[Stored data]
▼▼▼

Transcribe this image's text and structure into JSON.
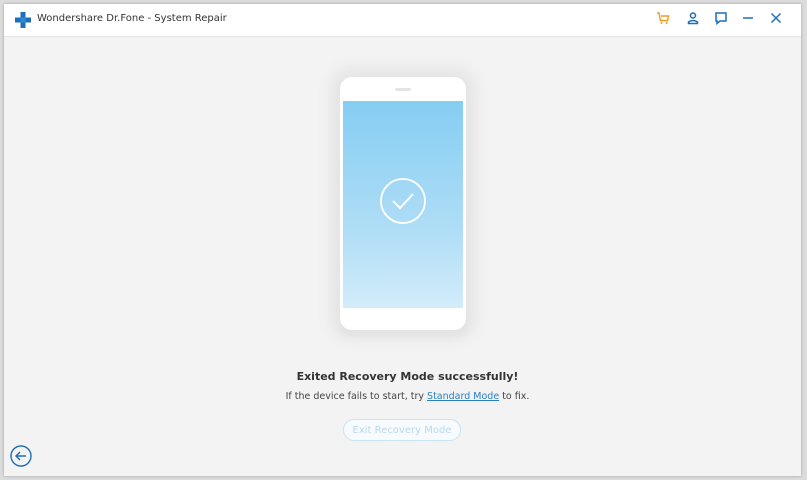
{
  "titlebar": {
    "title": "Wondershare Dr.Fone - System Repair",
    "logo_icon": "plus-cross-logo",
    "buttons": [
      {
        "name": "cart-icon"
      },
      {
        "name": "account-icon"
      },
      {
        "name": "feedback-icon"
      },
      {
        "name": "minimize-icon"
      },
      {
        "name": "close-icon"
      }
    ]
  },
  "main": {
    "headline": "Exited Recovery Mode successfully!",
    "sub_prefix": "If the device fails to start, try ",
    "sub_link": "Standard Mode",
    "sub_suffix": " to fix.",
    "exit_button": "Exit Recovery Mode",
    "exit_button_state": "disabled"
  },
  "footer": {
    "back_icon": "back-arrow-icon"
  },
  "colors": {
    "accent": "#1f6fb8",
    "link": "#2a7fc7",
    "cart": "#f29a20",
    "screen_top": "#85cdf3",
    "screen_bottom": "#d3ecfa"
  }
}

▲▲▲

_GOAL_:
Set down all the entries exactly as they appear, but skip any pictures.

_THE OUTPUT_:
Transcribe this image's text and structure into JSON.
{
  "titlebar": {
    "title": "Wondershare Dr.Fone - System Repair",
    "logo_icon": "plus-cross-logo",
    "buttons": [
      {
        "name": "cart-icon"
      },
      {
        "name": "account-icon"
      },
      {
        "name": "feedback-icon"
      },
      {
        "name": "minimize-icon"
      },
      {
        "name": "close-icon"
      }
    ]
  },
  "main": {
    "headline": "Exited Recovery Mode successfully!",
    "sub_prefix": "If the device fails to start, try ",
    "sub_link": "Standard Mode",
    "sub_suffix": " to fix.",
    "exit_button": "Exit Recovery Mode",
    "exit_button_state": "disabled"
  },
  "footer": {
    "back_icon": "back-arrow-icon"
  },
  "colors": {
    "accent": "#1f6fb8",
    "link": "#2a7fc7",
    "cart": "#f29a20",
    "screen_top": "#85cdf3",
    "screen_bottom": "#d3ecfa"
  }
}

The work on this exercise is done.